The Education Commission of the States needs to actively engage policymakers on emerging educational issues if it’s going to thrive, according to an ad hoc group formed map the future of the struggling 41-year-old group.
The Denver-based nonprofit organization should expand beyond its traditional role of collecting information on state policy and expand its efforts to put that information into the hands of people on the state and federal levels who can use it, the ad hoc group says in a document that it will be seeking comments on in the coming months.
“Being an honest broker is the unique thing that ECS can provide,” said Jim Geringer, a member of the ad hoc group and the ECS’ chairman from 1999 through 2000 while he was the governor of Wyoming. “Who else can you go to get a clear idea of what’s happening out there?”
But Mr. Geringer and other participants said that the ECS needs to use its objective analysis of information to play a significant role in the dialogue on how policies are made. That step may include opening a Washington office to be a resource for federal officials, or helping states set up consortia to address specific issues.
“By not being better known by the current players, … [the ECS is] not being heard and not having as much impact as it can,” said Mary Anne Schmitt-Carey, the president of Say Yes to Education, a New York City nonprofit group that helps urban children succeed in school and enter college.
Faced with a leadership change—its president, Piedad F. Robertson, announced last week she will leave her post this week, more than four months before her contract expires—and financial difficulties, Gov. Kathleen Sebelius of Kansas, the ECS’ chairwoman, has started a process to re-evaluate its mission and set a direction for its future. (“ECS Prepares to Set Agenda, Find President,” July 26, 2006.)
In the first step, 26 state leaders, foundation officials, and education researchers convened in Kansas City, Kan., on Aug. 31. The ad hoc group included Mr. Geringer, Ms. Schmitt-Carey, Delaware state Sen. David P. Sokola, a Democrat who had been the ECS’ vice chairman from 2004 until this summer, and staff members from the Bill & Melinda Gates Foundation, the Ford Foundation, the Wallace Foundation, and the Ewing Marion Kauffman Foundation.
Researchers at the meeting included Sharon Lynn Kagan, a professor of early childhood and family policy at Teachers College, Columbia University, and Janet S. Hansen, a researcher for the RAND Corp., a Santa Monica, Calif.-based think tank.
Gov. Sebelius, a Democrat, and several of her aides also attended.
The group recommended maintaining the ECS’ historic mission of collecting information on state education policies and convening events for state policymakers. But it also suggested that the ECS increase its visibility so that policymakers are aware of the resources available from the organization.

- _MATERIAL FOR THE TASK_
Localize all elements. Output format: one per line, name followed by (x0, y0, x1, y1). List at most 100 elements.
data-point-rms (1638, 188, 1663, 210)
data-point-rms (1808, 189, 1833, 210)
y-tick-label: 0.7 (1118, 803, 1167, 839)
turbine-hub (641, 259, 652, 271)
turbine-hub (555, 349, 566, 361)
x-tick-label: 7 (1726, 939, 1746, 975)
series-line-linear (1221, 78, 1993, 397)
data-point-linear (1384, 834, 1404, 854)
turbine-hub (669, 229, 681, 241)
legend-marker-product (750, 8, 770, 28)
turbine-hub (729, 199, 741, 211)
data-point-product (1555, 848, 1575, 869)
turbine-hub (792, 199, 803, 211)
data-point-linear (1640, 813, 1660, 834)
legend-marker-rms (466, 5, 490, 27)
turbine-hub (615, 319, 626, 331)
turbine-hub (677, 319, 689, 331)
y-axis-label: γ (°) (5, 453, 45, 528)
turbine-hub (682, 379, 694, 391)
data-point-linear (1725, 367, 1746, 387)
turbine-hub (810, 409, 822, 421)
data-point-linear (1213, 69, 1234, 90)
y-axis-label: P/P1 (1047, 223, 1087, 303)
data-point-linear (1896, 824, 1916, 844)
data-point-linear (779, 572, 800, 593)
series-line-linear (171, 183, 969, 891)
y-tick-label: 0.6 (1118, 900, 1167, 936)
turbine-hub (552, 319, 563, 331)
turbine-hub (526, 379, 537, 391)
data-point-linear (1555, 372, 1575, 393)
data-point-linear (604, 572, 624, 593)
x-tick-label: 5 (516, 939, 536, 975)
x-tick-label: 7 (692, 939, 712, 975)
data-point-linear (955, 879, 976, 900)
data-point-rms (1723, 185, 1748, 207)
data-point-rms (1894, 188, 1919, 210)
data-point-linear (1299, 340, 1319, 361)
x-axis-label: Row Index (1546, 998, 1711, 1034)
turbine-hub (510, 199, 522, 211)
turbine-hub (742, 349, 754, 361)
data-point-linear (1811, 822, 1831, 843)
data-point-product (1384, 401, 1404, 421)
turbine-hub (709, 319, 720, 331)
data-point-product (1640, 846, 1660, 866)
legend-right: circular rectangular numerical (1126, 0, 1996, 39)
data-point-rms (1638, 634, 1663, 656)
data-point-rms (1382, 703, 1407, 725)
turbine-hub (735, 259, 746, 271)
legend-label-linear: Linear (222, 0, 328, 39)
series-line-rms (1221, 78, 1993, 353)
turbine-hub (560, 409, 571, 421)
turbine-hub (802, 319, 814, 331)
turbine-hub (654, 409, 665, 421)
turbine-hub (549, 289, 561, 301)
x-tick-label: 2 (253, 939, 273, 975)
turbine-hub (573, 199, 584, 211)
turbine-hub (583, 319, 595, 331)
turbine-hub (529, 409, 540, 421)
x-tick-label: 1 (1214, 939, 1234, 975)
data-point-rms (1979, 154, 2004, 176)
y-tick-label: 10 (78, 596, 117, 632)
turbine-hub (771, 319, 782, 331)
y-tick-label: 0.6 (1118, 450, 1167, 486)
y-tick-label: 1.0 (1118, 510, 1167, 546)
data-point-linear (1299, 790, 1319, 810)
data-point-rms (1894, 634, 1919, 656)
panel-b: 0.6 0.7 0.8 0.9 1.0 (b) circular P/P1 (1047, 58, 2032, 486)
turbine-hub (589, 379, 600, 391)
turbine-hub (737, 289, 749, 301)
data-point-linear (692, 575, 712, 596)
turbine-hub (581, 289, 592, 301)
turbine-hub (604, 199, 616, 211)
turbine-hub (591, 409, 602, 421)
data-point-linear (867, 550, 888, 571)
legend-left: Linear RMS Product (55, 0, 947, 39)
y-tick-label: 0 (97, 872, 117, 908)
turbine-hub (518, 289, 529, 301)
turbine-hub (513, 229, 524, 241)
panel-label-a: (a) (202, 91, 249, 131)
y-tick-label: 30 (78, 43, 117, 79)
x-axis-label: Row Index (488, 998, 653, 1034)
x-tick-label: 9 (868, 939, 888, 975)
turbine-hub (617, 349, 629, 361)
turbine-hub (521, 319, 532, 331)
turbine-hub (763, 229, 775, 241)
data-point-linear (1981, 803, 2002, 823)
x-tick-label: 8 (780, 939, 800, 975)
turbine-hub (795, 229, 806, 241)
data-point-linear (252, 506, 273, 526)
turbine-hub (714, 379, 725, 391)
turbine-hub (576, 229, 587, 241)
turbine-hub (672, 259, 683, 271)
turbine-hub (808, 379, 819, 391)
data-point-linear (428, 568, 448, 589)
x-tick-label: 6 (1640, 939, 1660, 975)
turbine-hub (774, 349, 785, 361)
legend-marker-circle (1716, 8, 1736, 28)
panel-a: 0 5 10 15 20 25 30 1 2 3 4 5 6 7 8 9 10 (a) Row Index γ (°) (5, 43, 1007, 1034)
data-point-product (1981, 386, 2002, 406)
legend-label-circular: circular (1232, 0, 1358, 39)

- _STATED GOAL 1_
Repeat the entries from the first one through the line holding "series-line-linear (1221, 78, 1993, 397)", inclusive, copying each line unchanged.
- _STATED GOAL 2_
Continue the article on the future of the Education Commission of the States from its final sentence.

- _OUTPUT 1_
Localize all elements. Output format: one per line, name followed by (x0, y0, x1, y1). List at most 100 elements.
data-point-rms (1638, 188, 1663, 210)
data-point-rms (1808, 189, 1833, 210)
y-tick-label: 0.7 (1118, 803, 1167, 839)
turbine-hub (641, 259, 652, 271)
turbine-hub (555, 349, 566, 361)
x-tick-label: 7 (1726, 939, 1746, 975)
series-line-linear (1221, 78, 1993, 397)

- _OUTPUT 2_
That would include opening a Washington office “with a significant … presence so that the ECS is a participant in national policy discussions on education,” says a three-page summary of ideas discussed at the Kansas meeting.
The purpose wouldn’t be to advocate on state officials’ behalf, but to inform federal policymakers how their ideas would affect and change what states do, said Mr. Geringer, a Republican, who was Wyoming’s governor from 1995 until 2003. “ECS can help facilitate steering the federal choices so they don’t become onerous on the states,” he said.
Getting More Active
While the working group said that state officials would be the ECS’s primary audience, it recognized that others—such as mayors, district leaders, and judges— benefit from its work.
In addition to working in Washington, the ECS needs to be more aggressive than ever in working in the field, Ms. Schmitt-Carey said, and help policymakers on the state level understand their role in making policies work.
The ECS has to help people understand “what best practices mean,” she said.
Because it is the only group that brings state education policymakers of all stripes together, the ECS is the only group capable of playing that role, according to Ms. Schmitt-Carey. “We have to figure out how to put the pieces together,” she said.
The state officials who rely on the group’s services include governors, chief state school officers, legislators, and university leaders.
The three-page summary of the Aug. 31 meeting will be posted at www.ecs.org, as soon as this week. The ad hoc group will accept comments through this month.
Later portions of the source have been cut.